* Written exercise
Determine which lines contain the word "content", then copy those lines.

(Dataset entries on figures)
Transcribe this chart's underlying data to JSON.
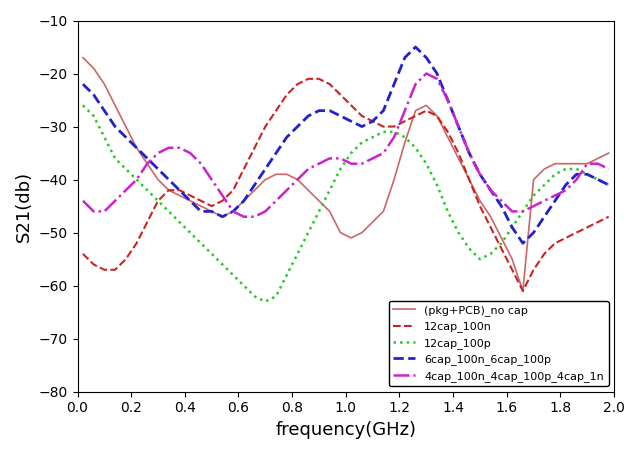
{
  "xlabel": "frequency(GHz)",
  "ylabel": "S21(db)",
  "xlim": [
    0,
    2.0
  ],
  "ylim": [
    -80,
    -10
  ],
  "yticks": [
    -80,
    -70,
    -60,
    -50,
    -40,
    -30,
    -20,
    -10
  ],
  "xticks": [
    0,
    0.2,
    0.4,
    0.6,
    0.8,
    1.0,
    1.2,
    1.4,
    1.6,
    1.8,
    2.0
  ],
  "legend_loc": "lower right",
  "lines": [
    {
      "label": "(pkg+PCB)_no cap",
      "color": "#cc6666",
      "linestyle": "solid",
      "linewidth": 1.2,
      "x": [
        0.02,
        0.06,
        0.1,
        0.14,
        0.18,
        0.22,
        0.26,
        0.3,
        0.34,
        0.38,
        0.42,
        0.46,
        0.5,
        0.54,
        0.58,
        0.62,
        0.66,
        0.7,
        0.74,
        0.78,
        0.82,
        0.86,
        0.9,
        0.94,
        0.98,
        1.02,
        1.06,
        1.1,
        1.14,
        1.18,
        1.22,
        1.26,
        1.3,
        1.34,
        1.38,
        1.42,
        1.46,
        1.5,
        1.54,
        1.58,
        1.62,
        1.66,
        1.7,
        1.74,
        1.78,
        1.82,
        1.86,
        1.9,
        1.94,
        1.98
      ],
      "y": [
        -17,
        -19,
        -22,
        -26,
        -30,
        -34,
        -37,
        -40,
        -42,
        -43,
        -44,
        -45,
        -46,
        -47,
        -46,
        -44,
        -42,
        -40,
        -39,
        -39,
        -40,
        -42,
        -44,
        -46,
        -50,
        -51,
        -50,
        -48,
        -46,
        -40,
        -33,
        -27,
        -26,
        -28,
        -32,
        -36,
        -40,
        -44,
        -47,
        -51,
        -55,
        -61,
        -40,
        -38,
        -37,
        -37,
        -37,
        -37,
        -36,
        -35
      ]
    },
    {
      "label": "12cap_100n",
      "color": "#cc2222",
      "linestyle": "dashed",
      "linewidth": 1.5,
      "x": [
        0.02,
        0.06,
        0.1,
        0.14,
        0.18,
        0.22,
        0.26,
        0.3,
        0.34,
        0.38,
        0.42,
        0.46,
        0.5,
        0.54,
        0.58,
        0.62,
        0.66,
        0.7,
        0.74,
        0.78,
        0.82,
        0.86,
        0.9,
        0.94,
        0.98,
        1.02,
        1.06,
        1.1,
        1.14,
        1.18,
        1.22,
        1.26,
        1.3,
        1.34,
        1.38,
        1.42,
        1.46,
        1.5,
        1.54,
        1.58,
        1.62,
        1.66,
        1.7,
        1.74,
        1.78,
        1.82,
        1.86,
        1.9,
        1.94,
        1.98
      ],
      "y": [
        -54,
        -56,
        -57,
        -57,
        -55,
        -52,
        -48,
        -44,
        -42,
        -42,
        -43,
        -44,
        -45,
        -44,
        -42,
        -38,
        -34,
        -30,
        -27,
        -24,
        -22,
        -21,
        -21,
        -22,
        -24,
        -26,
        -28,
        -29,
        -30,
        -30,
        -29,
        -28,
        -27,
        -28,
        -31,
        -35,
        -40,
        -45,
        -49,
        -53,
        -57,
        -61,
        -57,
        -54,
        -52,
        -51,
        -50,
        -49,
        -48,
        -47
      ]
    },
    {
      "label": "12cap_100p",
      "color": "#22cc22",
      "linestyle": "dotted",
      "linewidth": 1.8,
      "x": [
        0.02,
        0.06,
        0.1,
        0.14,
        0.18,
        0.22,
        0.26,
        0.3,
        0.34,
        0.38,
        0.42,
        0.46,
        0.5,
        0.54,
        0.58,
        0.62,
        0.66,
        0.7,
        0.74,
        0.78,
        0.82,
        0.86,
        0.9,
        0.94,
        0.98,
        1.02,
        1.06,
        1.1,
        1.14,
        1.18,
        1.22,
        1.26,
        1.3,
        1.34,
        1.38,
        1.42,
        1.46,
        1.5,
        1.54,
        1.58,
        1.62,
        1.66,
        1.7,
        1.74,
        1.78,
        1.82,
        1.86,
        1.9,
        1.94,
        1.98
      ],
      "y": [
        -26,
        -28,
        -32,
        -36,
        -38,
        -40,
        -42,
        -44,
        -46,
        -48,
        -50,
        -52,
        -54,
        -56,
        -58,
        -60,
        -62,
        -63,
        -62,
        -58,
        -54,
        -50,
        -46,
        -42,
        -38,
        -35,
        -33,
        -32,
        -31,
        -31,
        -32,
        -34,
        -37,
        -41,
        -46,
        -50,
        -53,
        -55,
        -54,
        -52,
        -49,
        -46,
        -43,
        -41,
        -39,
        -38,
        -38,
        -39,
        -40,
        -41
      ]
    },
    {
      "label": "6cap_100n_6cap_100p",
      "color": "#2222cc",
      "linestyle": "dashed",
      "linewidth": 2.0,
      "x": [
        0.02,
        0.06,
        0.1,
        0.14,
        0.18,
        0.22,
        0.26,
        0.3,
        0.34,
        0.38,
        0.42,
        0.46,
        0.5,
        0.54,
        0.58,
        0.62,
        0.66,
        0.7,
        0.74,
        0.78,
        0.82,
        0.86,
        0.9,
        0.94,
        0.98,
        1.02,
        1.06,
        1.1,
        1.14,
        1.18,
        1.22,
        1.26,
        1.3,
        1.34,
        1.38,
        1.42,
        1.46,
        1.5,
        1.54,
        1.58,
        1.62,
        1.66,
        1.7,
        1.74,
        1.78,
        1.82,
        1.86,
        1.9,
        1.94,
        1.98
      ],
      "y": [
        -22,
        -24,
        -27,
        -30,
        -32,
        -34,
        -36,
        -38,
        -40,
        -42,
        -44,
        -46,
        -46,
        -47,
        -46,
        -44,
        -41,
        -38,
        -35,
        -32,
        -30,
        -28,
        -27,
        -27,
        -28,
        -29,
        -30,
        -29,
        -27,
        -22,
        -17,
        -15,
        -17,
        -20,
        -25,
        -30,
        -35,
        -39,
        -42,
        -45,
        -49,
        -52,
        -50,
        -47,
        -44,
        -41,
        -39,
        -39,
        -40,
        -41
      ]
    },
    {
      "label": "4cap_100n_4cap_100p_4cap_1n",
      "color": "#cc22cc",
      "linestyle": "dashdot",
      "linewidth": 1.8,
      "x": [
        0.02,
        0.06,
        0.1,
        0.14,
        0.18,
        0.22,
        0.26,
        0.3,
        0.34,
        0.38,
        0.42,
        0.46,
        0.5,
        0.54,
        0.58,
        0.62,
        0.66,
        0.7,
        0.74,
        0.78,
        0.82,
        0.86,
        0.9,
        0.94,
        0.98,
        1.02,
        1.06,
        1.1,
        1.14,
        1.18,
        1.22,
        1.26,
        1.3,
        1.34,
        1.38,
        1.42,
        1.46,
        1.5,
        1.54,
        1.58,
        1.62,
        1.66,
        1.7,
        1.74,
        1.78,
        1.82,
        1.86,
        1.9,
        1.94,
        1.98
      ],
      "y": [
        -44,
        -46,
        -46,
        -44,
        -42,
        -40,
        -37,
        -35,
        -34,
        -34,
        -35,
        -37,
        -40,
        -43,
        -46,
        -47,
        -47,
        -46,
        -44,
        -42,
        -40,
        -38,
        -37,
        -36,
        -36,
        -37,
        -37,
        -36,
        -35,
        -32,
        -27,
        -22,
        -20,
        -21,
        -25,
        -30,
        -35,
        -39,
        -42,
        -44,
        -46,
        -46,
        -45,
        -44,
        -43,
        -42,
        -40,
        -37,
        -37,
        -38
      ]
    }
  ]
}
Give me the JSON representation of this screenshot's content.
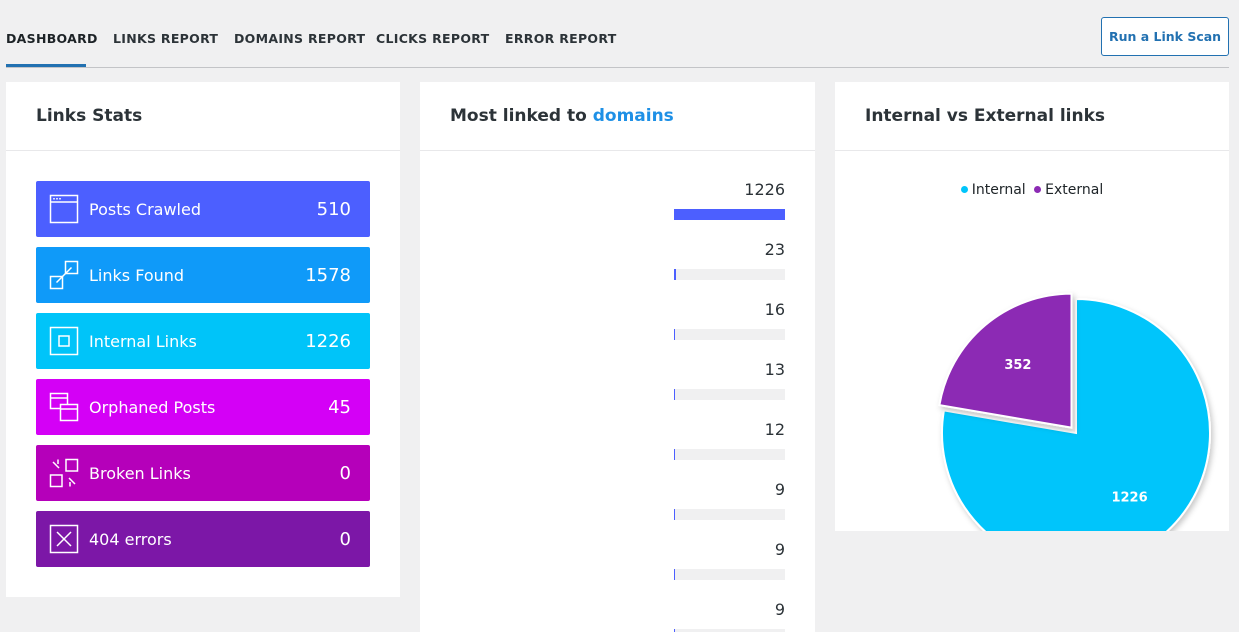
{
  "nav": {
    "tabs": [
      {
        "label": "DASHBOARD",
        "active": true
      },
      {
        "label": "LINKS REPORT",
        "active": false
      },
      {
        "label": "DOMAINS REPORT",
        "active": false
      },
      {
        "label": "CLICKS REPORT",
        "active": false
      },
      {
        "label": "ERROR REPORT",
        "active": false
      }
    ],
    "scan_button": "Run a Link Scan"
  },
  "links_stats": {
    "title": "Links Stats",
    "items": [
      {
        "label": "Posts Crawled",
        "value": "510",
        "icon": "browser-window-icon",
        "color": "#4c5fff"
      },
      {
        "label": "Links Found",
        "value": "1578",
        "icon": "link-icon",
        "color": "#0f9af9"
      },
      {
        "label": "Internal Links",
        "value": "1226",
        "icon": "internal-link-icon",
        "color": "#00c4f9"
      },
      {
        "label": "Orphaned Posts",
        "value": "45",
        "icon": "orphaned-windows-icon",
        "color": "#d400f6"
      },
      {
        "label": "Broken Links",
        "value": "0",
        "icon": "broken-link-icon",
        "color": "#b500ba"
      },
      {
        "label": "404 errors",
        "value": "0",
        "icon": "close-box-icon",
        "color": "#7c17a7"
      }
    ]
  },
  "domains": {
    "title_prefix": "Most linked to",
    "title_accent": "domains",
    "max": 1226,
    "items": [
      {
        "count": "1226",
        "value": 1226
      },
      {
        "count": "23",
        "value": 23
      },
      {
        "count": "16",
        "value": 16
      },
      {
        "count": "13",
        "value": 13
      },
      {
        "count": "12",
        "value": 12
      },
      {
        "count": "9",
        "value": 9
      },
      {
        "count": "9",
        "value": 9
      },
      {
        "count": "9",
        "value": 9
      }
    ]
  },
  "chart_data": {
    "type": "pie",
    "title": "Internal vs External links",
    "legend_position": "top",
    "slices": [
      {
        "name": "Internal",
        "value": 1226,
        "label": "1226",
        "color": "#00c5fb"
      },
      {
        "name": "External",
        "value": 352,
        "label": "352",
        "color": "#8c2bb4"
      }
    ]
  }
}
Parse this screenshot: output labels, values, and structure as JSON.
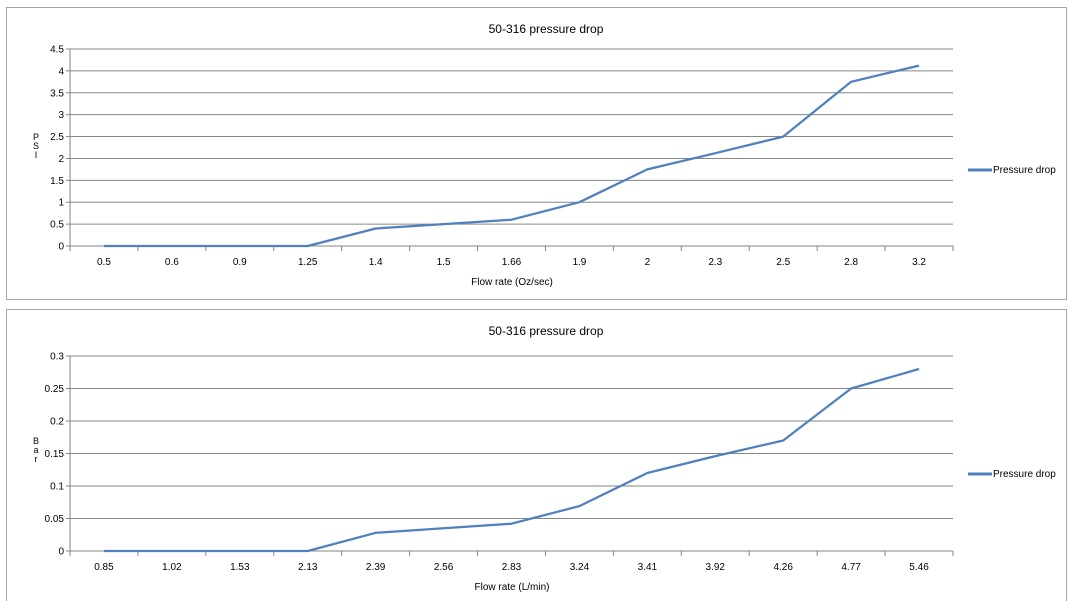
{
  "charts": [
    {
      "type": "line",
      "title": "50-316 pressure drop",
      "xlabel": "Flow rate (Oz/sec)",
      "ylabel": "PSI",
      "categories": [
        "0.5",
        "0.6",
        "0.9",
        "1.25",
        "1.4",
        "1.5",
        "1.66",
        "1.9",
        "2",
        "2.3",
        "2.5",
        "2.8",
        "3.2"
      ],
      "yticks": [
        "0",
        "0.5",
        "1",
        "1.5",
        "2",
        "2.5",
        "3",
        "3.5",
        "4",
        "4.5"
      ],
      "ylim": [
        0,
        4.5
      ],
      "grid": true,
      "legend_position": "right",
      "series": [
        {
          "name": "Pressure drop",
          "color": "#4f81bd",
          "values": [
            0,
            0,
            0,
            0,
            0.4,
            0.5,
            0.6,
            1.0,
            1.75,
            2.12,
            2.5,
            3.75,
            4.12
          ]
        }
      ]
    },
    {
      "type": "line",
      "title": "50-316 pressure drop",
      "xlabel": "Flow rate (L/min)",
      "ylabel": "Bar",
      "categories": [
        "0.85",
        "1.02",
        "1.53",
        "2.13",
        "2.39",
        "2.56",
        "2.83",
        "3.24",
        "3.41",
        "3.92",
        "4.26",
        "4.77",
        "5.46"
      ],
      "yticks": [
        "0",
        "0.05",
        "0.1",
        "0.15",
        "0.2",
        "0.25",
        "0.3"
      ],
      "ylim": [
        0,
        0.3
      ],
      "grid": true,
      "legend_position": "right",
      "series": [
        {
          "name": "Pressure drop",
          "color": "#4f81bd",
          "values": [
            0,
            0,
            0,
            0,
            0.028,
            0.035,
            0.042,
            0.069,
            0.12,
            0.146,
            0.17,
            0.25,
            0.28
          ]
        }
      ]
    }
  ]
}
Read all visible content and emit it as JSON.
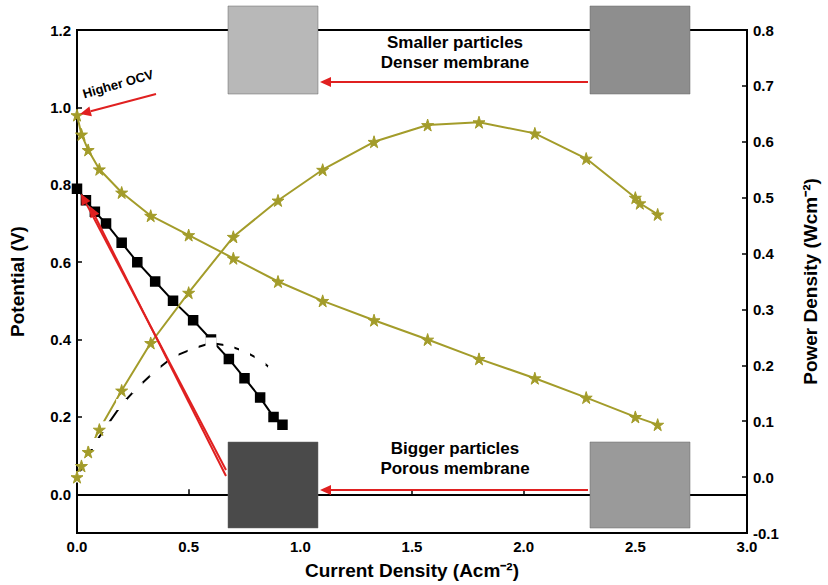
{
  "chart_data": {
    "type": "line",
    "x_label": "Current Density (Acm⁻²)",
    "y_label": "Potential (V)",
    "y2_label": "Power Density (Wcm⁻²)",
    "xlim": [
      0,
      3
    ],
    "xticks": [
      {
        "value": 0,
        "label": "0.0"
      },
      0.5,
      {
        "value": 1,
        "label": "1.0"
      },
      1.5,
      {
        "value": 2,
        "label": "2.0"
      },
      2.5,
      {
        "value": 3,
        "label": "3.0"
      }
    ],
    "ylim": [
      -0.1,
      1.2
    ],
    "yticks": [
      {
        "value": 0,
        "label": "0.0"
      },
      0.2,
      0.4,
      0.6,
      0.8,
      {
        "value": 1,
        "label": "1.0"
      },
      1.2
    ],
    "y2lim": [
      -0.1,
      0.8
    ],
    "y2ticks": [
      -0.1,
      {
        "value": 0,
        "label": "0.0"
      },
      0.1,
      0.2,
      0.3,
      0.4,
      0.5,
      0.6,
      0.7,
      0.8
    ],
    "grid": false,
    "series": [
      {
        "color": "#000000",
        "marker": "square",
        "axis": "y",
        "x": [
          0,
          0.04,
          0.08,
          0.13,
          0.2,
          0.27,
          0.35,
          0.43,
          0.52,
          0.6,
          0.68,
          0.75,
          0.82,
          0.88,
          0.92
        ],
        "values": [
          0.79,
          0.76,
          0.73,
          0.7,
          0.65,
          0.6,
          0.55,
          0.5,
          0.45,
          0.4,
          0.35,
          0.3,
          0.25,
          0.2,
          0.18
        ]
      },
      {
        "color": "#000000",
        "marker": "open_square",
        "axis": "y2",
        "x": [
          0,
          0.04,
          0.08,
          0.13,
          0.2,
          0.27,
          0.35,
          0.43,
          0.52,
          0.6,
          0.68,
          0.75,
          0.82,
          0.88,
          0.92
        ],
        "values": [
          0.0,
          0.03,
          0.06,
          0.09,
          0.13,
          0.16,
          0.19,
          0.215,
          0.23,
          0.24,
          0.235,
          0.225,
          0.21,
          0.19,
          0.18
        ]
      },
      {
        "color": "#a39c2a",
        "marker": "star",
        "axis": "y",
        "x": [
          0,
          0.02,
          0.05,
          0.1,
          0.2,
          0.33,
          0.5,
          0.7,
          0.9,
          1.1,
          1.33,
          1.57,
          1.8,
          2.05,
          2.28,
          2.5,
          2.6
        ],
        "values": [
          0.98,
          0.93,
          0.89,
          0.84,
          0.78,
          0.72,
          0.67,
          0.61,
          0.55,
          0.5,
          0.45,
          0.4,
          0.35,
          0.3,
          0.25,
          0.2,
          0.18
        ]
      },
      {
        "color": "#a39c2a",
        "marker": "star",
        "axis": "y2",
        "x": [
          0,
          0.02,
          0.05,
          0.1,
          0.2,
          0.33,
          0.5,
          0.7,
          0.9,
          1.1,
          1.33,
          1.57,
          1.8,
          2.05,
          2.28,
          2.5,
          2.52,
          2.6
        ],
        "values": [
          0.0,
          0.02,
          0.045,
          0.085,
          0.155,
          0.24,
          0.33,
          0.43,
          0.495,
          0.55,
          0.6,
          0.63,
          0.635,
          0.615,
          0.57,
          0.5,
          0.49,
          0.47
        ]
      }
    ],
    "annotations": [
      "Higher OCV",
      "Smaller particles\nDenser membrane",
      "Bigger particles\nPorous membrane"
    ]
  }
}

* Solution
Give me the JSON representation of this screenshot's content.
Read all visible content and emit it as JSON.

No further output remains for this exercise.